Collected data
####
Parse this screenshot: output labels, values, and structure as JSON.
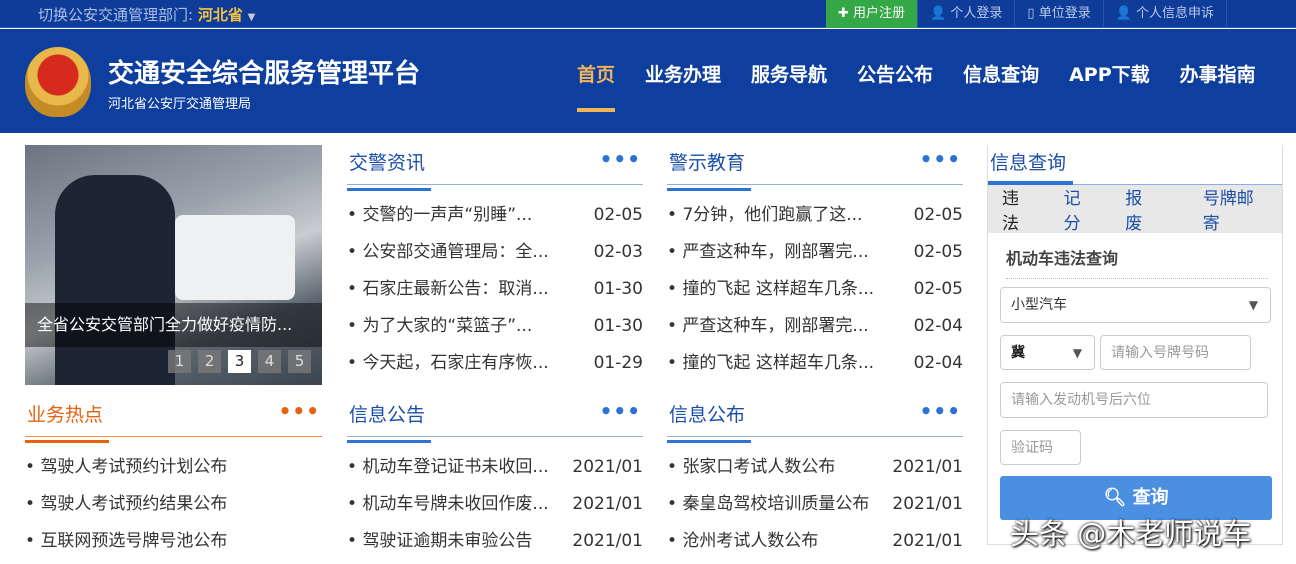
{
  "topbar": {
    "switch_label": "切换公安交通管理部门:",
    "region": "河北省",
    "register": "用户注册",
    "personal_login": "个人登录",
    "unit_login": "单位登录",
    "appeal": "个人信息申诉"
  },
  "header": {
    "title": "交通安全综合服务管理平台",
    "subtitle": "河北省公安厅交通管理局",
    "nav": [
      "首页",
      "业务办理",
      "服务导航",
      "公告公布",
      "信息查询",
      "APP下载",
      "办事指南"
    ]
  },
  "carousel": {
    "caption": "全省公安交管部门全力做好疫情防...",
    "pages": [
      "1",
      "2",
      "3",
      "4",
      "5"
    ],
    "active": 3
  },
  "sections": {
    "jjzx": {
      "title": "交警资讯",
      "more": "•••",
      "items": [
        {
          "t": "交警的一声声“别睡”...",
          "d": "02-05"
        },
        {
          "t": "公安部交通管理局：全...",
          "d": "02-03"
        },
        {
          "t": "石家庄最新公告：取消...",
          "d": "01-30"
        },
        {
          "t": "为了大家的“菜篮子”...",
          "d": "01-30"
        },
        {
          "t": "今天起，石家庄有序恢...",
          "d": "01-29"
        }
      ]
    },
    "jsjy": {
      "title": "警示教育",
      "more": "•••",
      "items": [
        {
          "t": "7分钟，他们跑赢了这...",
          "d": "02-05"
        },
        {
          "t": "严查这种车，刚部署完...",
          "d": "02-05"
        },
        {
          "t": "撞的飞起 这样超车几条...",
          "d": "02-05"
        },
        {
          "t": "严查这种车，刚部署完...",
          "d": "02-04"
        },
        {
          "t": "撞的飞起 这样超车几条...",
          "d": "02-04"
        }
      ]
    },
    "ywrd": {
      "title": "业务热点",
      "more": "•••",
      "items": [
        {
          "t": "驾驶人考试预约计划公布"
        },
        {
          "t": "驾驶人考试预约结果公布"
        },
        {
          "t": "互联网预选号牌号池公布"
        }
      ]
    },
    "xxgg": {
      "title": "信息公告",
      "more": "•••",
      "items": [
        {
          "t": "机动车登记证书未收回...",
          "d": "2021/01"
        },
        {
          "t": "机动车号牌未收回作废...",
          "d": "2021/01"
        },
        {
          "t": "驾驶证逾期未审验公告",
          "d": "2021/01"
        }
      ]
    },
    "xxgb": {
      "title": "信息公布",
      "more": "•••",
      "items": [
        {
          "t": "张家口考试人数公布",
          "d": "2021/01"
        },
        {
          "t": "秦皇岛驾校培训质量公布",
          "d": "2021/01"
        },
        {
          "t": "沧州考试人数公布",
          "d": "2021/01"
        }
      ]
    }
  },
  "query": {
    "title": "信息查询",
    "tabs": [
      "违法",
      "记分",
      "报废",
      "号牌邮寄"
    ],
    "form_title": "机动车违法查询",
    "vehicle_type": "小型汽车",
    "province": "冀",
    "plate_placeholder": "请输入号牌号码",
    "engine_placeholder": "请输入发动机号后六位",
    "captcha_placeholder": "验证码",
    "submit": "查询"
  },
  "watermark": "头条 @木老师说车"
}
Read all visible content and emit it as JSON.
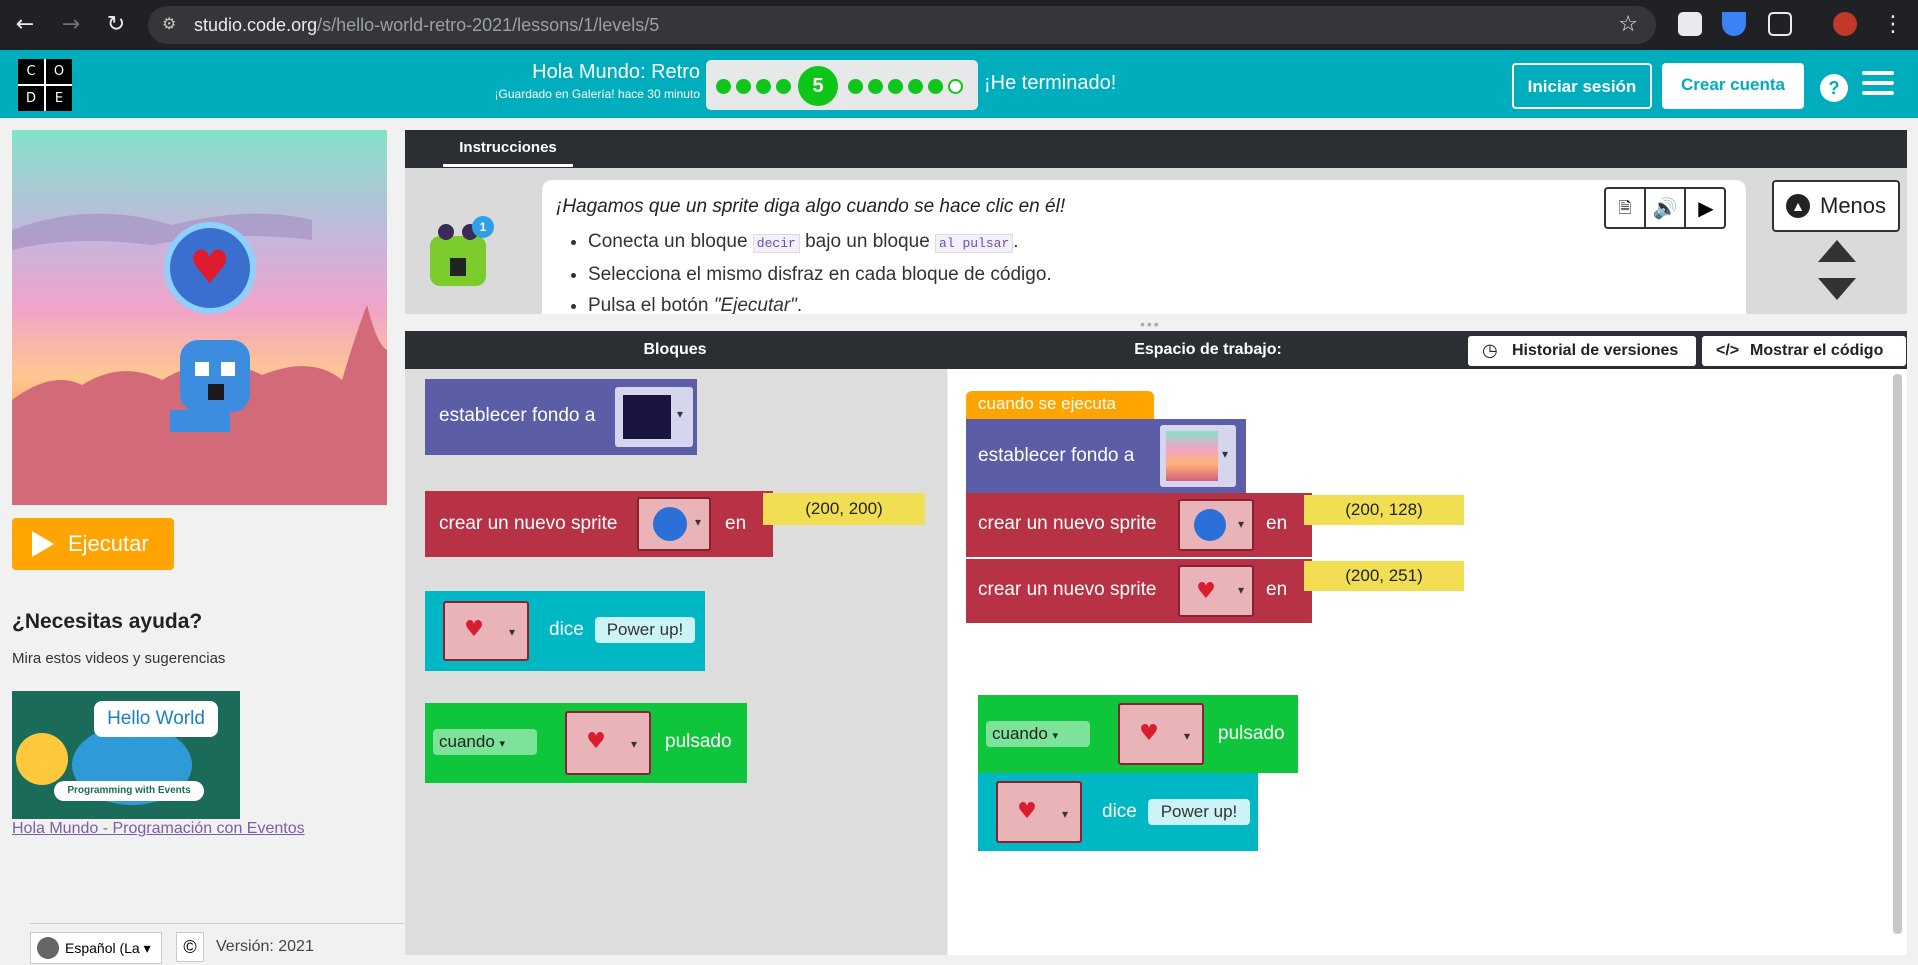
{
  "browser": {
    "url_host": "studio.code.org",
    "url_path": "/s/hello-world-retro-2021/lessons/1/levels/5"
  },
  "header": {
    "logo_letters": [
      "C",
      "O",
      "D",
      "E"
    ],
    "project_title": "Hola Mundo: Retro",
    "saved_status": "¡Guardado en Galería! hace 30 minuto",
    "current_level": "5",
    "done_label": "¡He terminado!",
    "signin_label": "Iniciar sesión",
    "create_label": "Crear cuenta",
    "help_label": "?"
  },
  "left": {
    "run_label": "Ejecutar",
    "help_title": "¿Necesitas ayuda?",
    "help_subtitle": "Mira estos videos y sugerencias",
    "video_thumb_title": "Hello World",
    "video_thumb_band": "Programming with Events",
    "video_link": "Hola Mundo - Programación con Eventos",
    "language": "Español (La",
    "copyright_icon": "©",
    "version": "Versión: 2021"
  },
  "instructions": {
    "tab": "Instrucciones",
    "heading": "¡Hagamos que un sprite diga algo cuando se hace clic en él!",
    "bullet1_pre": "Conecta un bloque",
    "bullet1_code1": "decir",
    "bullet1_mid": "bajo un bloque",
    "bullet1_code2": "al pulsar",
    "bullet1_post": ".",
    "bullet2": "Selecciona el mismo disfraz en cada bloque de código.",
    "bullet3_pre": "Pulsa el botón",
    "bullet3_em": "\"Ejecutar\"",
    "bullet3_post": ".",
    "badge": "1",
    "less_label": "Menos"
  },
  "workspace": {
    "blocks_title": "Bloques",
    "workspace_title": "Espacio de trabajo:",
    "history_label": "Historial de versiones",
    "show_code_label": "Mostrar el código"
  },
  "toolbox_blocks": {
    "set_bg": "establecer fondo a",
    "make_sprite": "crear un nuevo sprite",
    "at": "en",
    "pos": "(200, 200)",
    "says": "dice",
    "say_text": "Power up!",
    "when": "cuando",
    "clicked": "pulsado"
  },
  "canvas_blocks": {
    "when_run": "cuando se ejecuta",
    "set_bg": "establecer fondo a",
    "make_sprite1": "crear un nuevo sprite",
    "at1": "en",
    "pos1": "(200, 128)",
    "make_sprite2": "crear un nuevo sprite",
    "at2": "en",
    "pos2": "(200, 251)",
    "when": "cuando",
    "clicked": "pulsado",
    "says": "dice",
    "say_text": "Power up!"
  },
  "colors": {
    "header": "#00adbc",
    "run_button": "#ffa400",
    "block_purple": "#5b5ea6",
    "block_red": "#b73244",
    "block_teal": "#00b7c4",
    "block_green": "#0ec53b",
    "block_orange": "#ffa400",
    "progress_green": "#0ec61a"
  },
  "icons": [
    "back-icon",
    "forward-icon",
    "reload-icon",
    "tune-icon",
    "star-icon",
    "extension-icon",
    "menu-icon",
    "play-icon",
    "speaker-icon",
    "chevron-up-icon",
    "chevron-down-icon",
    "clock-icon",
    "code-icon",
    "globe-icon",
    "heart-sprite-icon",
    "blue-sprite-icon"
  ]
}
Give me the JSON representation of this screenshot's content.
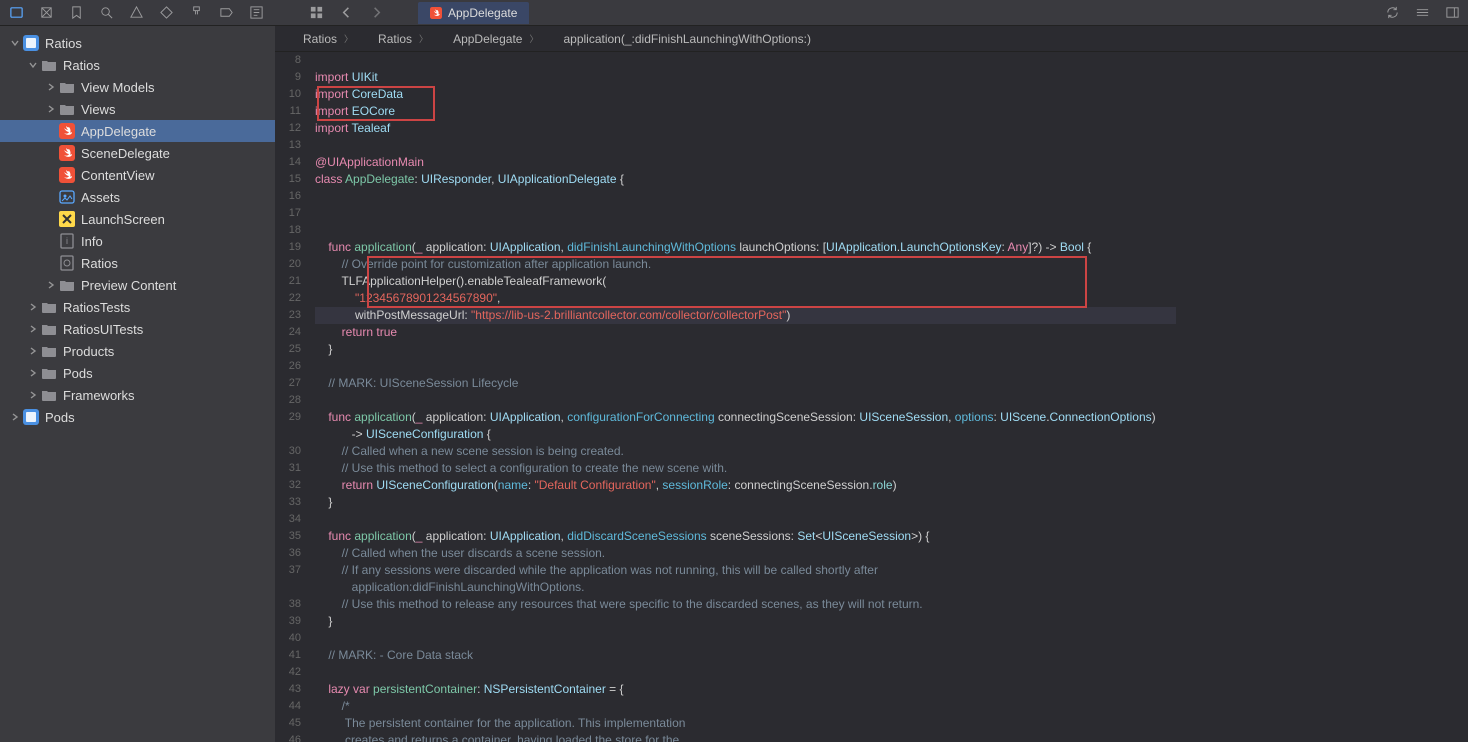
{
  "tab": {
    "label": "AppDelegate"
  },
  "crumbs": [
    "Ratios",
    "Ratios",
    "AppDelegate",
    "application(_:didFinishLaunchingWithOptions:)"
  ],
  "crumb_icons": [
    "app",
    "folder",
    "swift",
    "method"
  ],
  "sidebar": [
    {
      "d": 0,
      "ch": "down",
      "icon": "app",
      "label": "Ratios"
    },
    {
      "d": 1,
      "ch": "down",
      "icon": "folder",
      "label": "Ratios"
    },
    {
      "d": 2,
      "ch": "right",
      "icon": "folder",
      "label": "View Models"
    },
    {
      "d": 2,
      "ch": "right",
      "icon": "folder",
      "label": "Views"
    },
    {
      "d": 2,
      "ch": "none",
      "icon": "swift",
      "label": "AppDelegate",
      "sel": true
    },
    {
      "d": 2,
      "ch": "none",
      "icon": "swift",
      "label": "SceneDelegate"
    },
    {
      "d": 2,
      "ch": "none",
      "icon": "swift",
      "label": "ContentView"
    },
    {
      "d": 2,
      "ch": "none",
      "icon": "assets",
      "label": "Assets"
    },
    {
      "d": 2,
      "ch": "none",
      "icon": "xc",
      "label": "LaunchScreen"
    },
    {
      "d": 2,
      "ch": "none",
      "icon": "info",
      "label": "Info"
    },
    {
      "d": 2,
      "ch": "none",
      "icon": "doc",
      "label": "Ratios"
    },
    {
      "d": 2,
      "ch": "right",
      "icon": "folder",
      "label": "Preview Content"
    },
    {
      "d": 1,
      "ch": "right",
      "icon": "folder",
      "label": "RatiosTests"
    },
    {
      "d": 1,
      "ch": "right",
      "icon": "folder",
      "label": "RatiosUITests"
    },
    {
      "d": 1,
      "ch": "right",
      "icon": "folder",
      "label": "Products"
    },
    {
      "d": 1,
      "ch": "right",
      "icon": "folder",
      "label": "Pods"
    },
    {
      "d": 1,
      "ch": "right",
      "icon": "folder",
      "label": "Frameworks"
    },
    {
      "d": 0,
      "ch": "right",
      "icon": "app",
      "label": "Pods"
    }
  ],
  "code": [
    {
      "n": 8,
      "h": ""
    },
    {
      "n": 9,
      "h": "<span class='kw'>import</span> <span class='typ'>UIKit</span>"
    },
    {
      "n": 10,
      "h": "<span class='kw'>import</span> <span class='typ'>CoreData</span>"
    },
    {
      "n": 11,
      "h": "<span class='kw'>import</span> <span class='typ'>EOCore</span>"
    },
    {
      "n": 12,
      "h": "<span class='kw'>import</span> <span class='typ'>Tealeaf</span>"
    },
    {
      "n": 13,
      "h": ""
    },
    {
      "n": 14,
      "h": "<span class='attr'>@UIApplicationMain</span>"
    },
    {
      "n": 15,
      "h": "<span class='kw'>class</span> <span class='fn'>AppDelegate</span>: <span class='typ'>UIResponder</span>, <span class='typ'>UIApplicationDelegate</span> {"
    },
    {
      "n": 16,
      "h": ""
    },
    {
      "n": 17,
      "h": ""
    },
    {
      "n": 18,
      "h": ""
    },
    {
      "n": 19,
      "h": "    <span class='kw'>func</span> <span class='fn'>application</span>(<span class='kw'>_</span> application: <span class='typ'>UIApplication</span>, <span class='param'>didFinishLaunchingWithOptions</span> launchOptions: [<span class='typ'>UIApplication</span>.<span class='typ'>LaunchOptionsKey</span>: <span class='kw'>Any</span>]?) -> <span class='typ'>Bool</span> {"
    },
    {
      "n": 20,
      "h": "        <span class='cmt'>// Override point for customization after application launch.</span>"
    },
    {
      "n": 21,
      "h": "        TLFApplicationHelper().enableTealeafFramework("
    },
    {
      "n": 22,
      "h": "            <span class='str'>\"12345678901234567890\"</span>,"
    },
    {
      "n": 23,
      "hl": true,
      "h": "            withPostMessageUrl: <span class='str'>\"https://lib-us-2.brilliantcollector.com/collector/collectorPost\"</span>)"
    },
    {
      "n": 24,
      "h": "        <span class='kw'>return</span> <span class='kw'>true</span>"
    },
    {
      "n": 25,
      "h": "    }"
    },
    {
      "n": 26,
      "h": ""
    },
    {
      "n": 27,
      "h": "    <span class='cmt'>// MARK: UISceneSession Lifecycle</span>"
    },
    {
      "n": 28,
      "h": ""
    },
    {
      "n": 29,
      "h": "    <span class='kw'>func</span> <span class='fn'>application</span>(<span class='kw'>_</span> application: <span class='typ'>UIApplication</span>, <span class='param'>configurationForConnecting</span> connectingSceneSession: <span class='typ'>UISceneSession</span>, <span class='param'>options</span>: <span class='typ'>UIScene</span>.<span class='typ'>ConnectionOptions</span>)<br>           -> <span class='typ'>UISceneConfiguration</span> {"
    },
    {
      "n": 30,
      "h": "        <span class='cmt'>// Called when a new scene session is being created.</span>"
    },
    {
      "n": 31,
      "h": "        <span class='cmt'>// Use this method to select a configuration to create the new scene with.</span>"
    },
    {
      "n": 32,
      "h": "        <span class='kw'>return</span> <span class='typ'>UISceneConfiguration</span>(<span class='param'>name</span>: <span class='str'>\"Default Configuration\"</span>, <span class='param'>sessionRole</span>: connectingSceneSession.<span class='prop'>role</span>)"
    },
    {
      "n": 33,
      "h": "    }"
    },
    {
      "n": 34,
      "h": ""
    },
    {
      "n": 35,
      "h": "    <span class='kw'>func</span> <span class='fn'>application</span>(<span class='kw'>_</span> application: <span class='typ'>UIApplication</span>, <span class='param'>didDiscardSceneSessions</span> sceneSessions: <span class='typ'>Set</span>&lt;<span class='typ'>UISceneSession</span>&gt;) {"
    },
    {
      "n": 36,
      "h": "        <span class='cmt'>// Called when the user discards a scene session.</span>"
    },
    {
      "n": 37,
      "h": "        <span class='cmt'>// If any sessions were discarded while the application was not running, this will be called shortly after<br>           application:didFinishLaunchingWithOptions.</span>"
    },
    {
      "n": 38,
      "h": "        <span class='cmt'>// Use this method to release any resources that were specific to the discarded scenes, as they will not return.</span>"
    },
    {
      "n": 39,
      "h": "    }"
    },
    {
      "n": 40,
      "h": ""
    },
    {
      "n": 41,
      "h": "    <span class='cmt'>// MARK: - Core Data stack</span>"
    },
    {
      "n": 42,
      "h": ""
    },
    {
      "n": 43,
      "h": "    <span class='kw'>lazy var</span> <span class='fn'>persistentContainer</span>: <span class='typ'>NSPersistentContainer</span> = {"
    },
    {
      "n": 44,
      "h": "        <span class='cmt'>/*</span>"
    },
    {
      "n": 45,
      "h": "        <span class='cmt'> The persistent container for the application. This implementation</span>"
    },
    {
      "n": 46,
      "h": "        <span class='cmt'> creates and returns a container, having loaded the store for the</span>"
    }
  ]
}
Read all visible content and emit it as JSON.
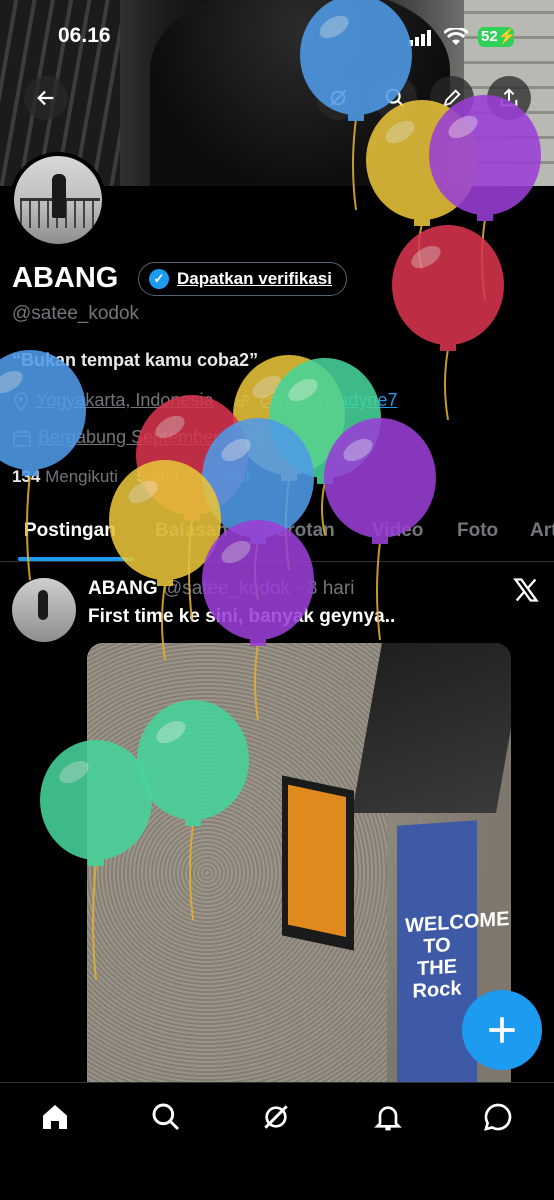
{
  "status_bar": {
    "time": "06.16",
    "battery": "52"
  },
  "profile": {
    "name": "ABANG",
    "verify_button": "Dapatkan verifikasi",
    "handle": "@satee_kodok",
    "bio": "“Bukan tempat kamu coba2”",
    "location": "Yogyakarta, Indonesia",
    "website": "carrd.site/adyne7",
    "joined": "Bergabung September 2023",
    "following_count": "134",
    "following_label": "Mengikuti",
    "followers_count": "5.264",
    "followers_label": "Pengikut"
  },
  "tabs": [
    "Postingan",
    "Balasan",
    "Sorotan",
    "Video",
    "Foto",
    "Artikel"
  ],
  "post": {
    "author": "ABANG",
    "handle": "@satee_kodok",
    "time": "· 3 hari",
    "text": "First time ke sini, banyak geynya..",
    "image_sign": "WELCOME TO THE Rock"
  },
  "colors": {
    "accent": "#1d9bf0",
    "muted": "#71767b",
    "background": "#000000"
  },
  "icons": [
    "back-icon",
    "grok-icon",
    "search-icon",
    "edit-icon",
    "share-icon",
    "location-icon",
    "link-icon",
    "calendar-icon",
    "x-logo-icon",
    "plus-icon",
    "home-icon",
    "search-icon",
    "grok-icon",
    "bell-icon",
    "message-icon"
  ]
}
####
(Written problem)
Identify each line in the records above containing the word "sprite"; copy those lines.

(Exercise answer)
    "heading": "¡Hagamos que un sprite diga algo cuando se hace clic en él!",
    "make_sprite": "crear un nuevo sprite",
    "make_sprite1": "crear un nuevo sprite",
    "make_sprite2": "crear un nuevo sprite",
    "heart-sprite-icon",
    "blue-sprite-icon"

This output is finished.